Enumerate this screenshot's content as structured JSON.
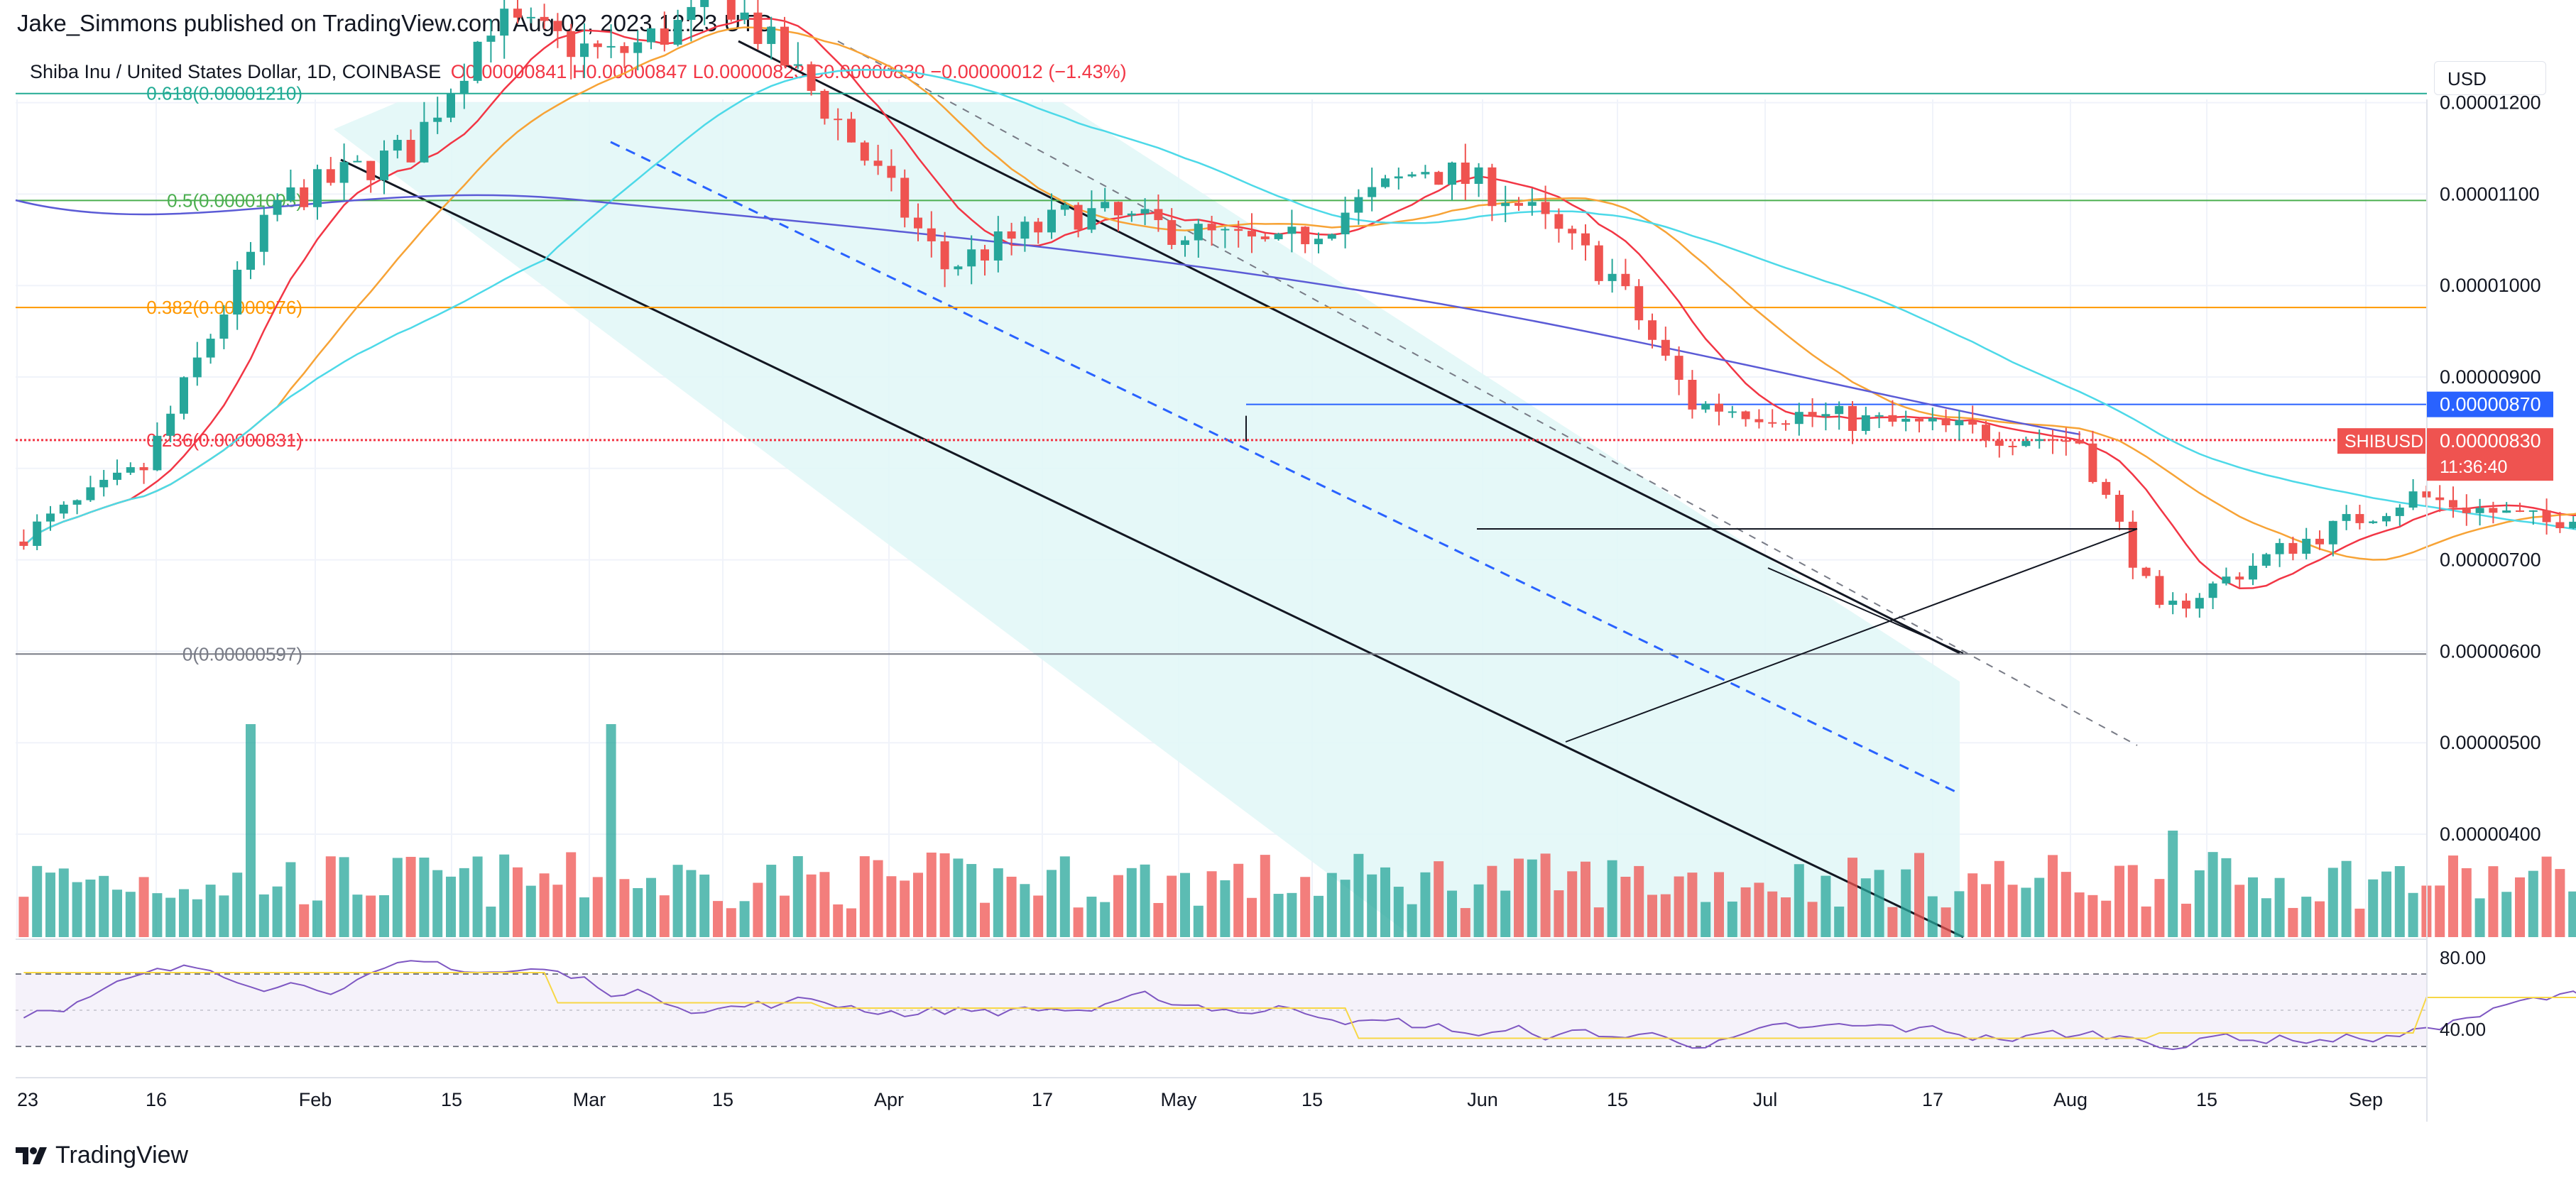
{
  "header": {
    "published": "Jake_Simmons published on TradingView.com, Aug 02, 2023 12:23 UTC"
  },
  "legend": {
    "symbol": "Shiba Inu / United States Dollar, 1D, COINBASE",
    "ohlc": "O0.00000841  H0.00000847  L0.00000823  C0.00000830  −0.00000012 (−1.43%)"
  },
  "currency": "USD",
  "brand": {
    "name": "TradingView",
    "icon": "tradingview-logo-icon"
  },
  "colors": {
    "up": "#26a69a",
    "down": "#ef5350",
    "ma_short": "#f23645",
    "ma_mid": "#f7a336",
    "ma_cyan": "#4dd9e8",
    "ma_long": "#5b5bd6",
    "rsi": "#7e57c2",
    "rsi_ma": "#f7d746",
    "fib_0618": "#22ab94",
    "fib_05": "#4caf50",
    "fib_0382": "#ff9800",
    "fib_0236": "#f23645",
    "fib_0": "#787b86",
    "channel_fill": "#e0f7f7",
    "price_label": "#2962ff"
  },
  "chart_data": {
    "type": "candlestick",
    "symbol": "SHIBUSD",
    "timeframe": "1D",
    "y_axis": {
      "ticks": [
        "0.00000400",
        "0.00000500",
        "0.00000600",
        "0.00000700",
        "0.00000800",
        "0.00000900",
        "0.00001000",
        "0.00001100",
        "0.00001200"
      ],
      "range": [
        3.8e-06,
        1.3e-05
      ]
    },
    "x_axis": {
      "ticks": [
        "23",
        "16",
        "Feb",
        "15",
        "Mar",
        "15",
        "Apr",
        "17",
        "May",
        "15",
        "Jun",
        "15",
        "Jul",
        "17",
        "Aug",
        "15",
        "Sep"
      ]
    },
    "fibonacci": [
      {
        "label": "0.618(0.00001210)",
        "value": 1.21e-05
      },
      {
        "label": "0.5(0.00001093)",
        "value": 1.093e-05
      },
      {
        "label": "0.382(0.00000976)",
        "value": 9.76e-06
      },
      {
        "label": "0.236(0.00000831)",
        "value": 8.31e-06
      },
      {
        "label": "0(0.00000597)",
        "value": 5.97e-06
      }
    ],
    "horizontal_line": {
      "label": "0.00000870",
      "value": 8.7e-06
    },
    "last_price": {
      "symbol": "SHIBUSD",
      "value": "0.00000830",
      "countdown": "11:36:40"
    },
    "rsi": {
      "ticks": [
        "80.00",
        "40.00"
      ],
      "band": [
        30,
        70
      ]
    }
  }
}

* * * * *

» **THE PROBLEM**
Quote the material exactly. Pictures stay out.

» **IN RESPONSE**
Enumerate this screenshot's content as structured JSON.
{
  "header": {
    "published": "Jake_Simmons published on TradingView.com, Aug 02, 2023 12:23 UTC"
  },
  "legend": {
    "symbol": "Shiba Inu / United States Dollar, 1D, COINBASE",
    "ohlc": "O0.00000841  H0.00000847  L0.00000823  C0.00000830  −0.00000012 (−1.43%)"
  },
  "currency": "USD",
  "brand": {
    "name": "TradingView",
    "icon": "tradingview-logo-icon"
  },
  "colors": {
    "up": "#26a69a",
    "down": "#ef5350",
    "ma_short": "#f23645",
    "ma_mid": "#f7a336",
    "ma_cyan": "#4dd9e8",
    "ma_long": "#5b5bd6",
    "rsi": "#7e57c2",
    "rsi_ma": "#f7d746",
    "fib_0618": "#22ab94",
    "fib_05": "#4caf50",
    "fib_0382": "#ff9800",
    "fib_0236": "#f23645",
    "fib_0": "#787b86",
    "channel_fill": "#e0f7f7",
    "price_label": "#2962ff"
  },
  "chart_data": {
    "type": "candlestick",
    "symbol": "SHIBUSD",
    "timeframe": "1D",
    "y_axis": {
      "ticks": [
        "0.00000400",
        "0.00000500",
        "0.00000600",
        "0.00000700",
        "0.00000800",
        "0.00000900",
        "0.00001000",
        "0.00001100",
        "0.00001200"
      ],
      "range": [
        3.8e-06,
        1.3e-05
      ]
    },
    "x_axis": {
      "ticks": [
        "23",
        "16",
        "Feb",
        "15",
        "Mar",
        "15",
        "Apr",
        "17",
        "May",
        "15",
        "Jun",
        "15",
        "Jul",
        "17",
        "Aug",
        "15",
        "Sep"
      ]
    },
    "fibonacci": [
      {
        "label": "0.618(0.00001210)",
        "value": 1.21e-05
      },
      {
        "label": "0.5(0.00001093)",
        "value": 1.093e-05
      },
      {
        "label": "0.382(0.00000976)",
        "value": 9.76e-06
      },
      {
        "label": "0.236(0.00000831)",
        "value": 8.31e-06
      },
      {
        "label": "0(0.00000597)",
        "value": 5.97e-06
      }
    ],
    "horizontal_line": {
      "label": "0.00000870",
      "value": 8.7e-06
    },
    "last_price": {
      "symbol": "SHIBUSD",
      "value": "0.00000830",
      "countdown": "11:36:40"
    },
    "rsi": {
      "ticks": [
        "80.00",
        "40.00"
      ],
      "band": [
        30,
        70
      ]
    }
  }
}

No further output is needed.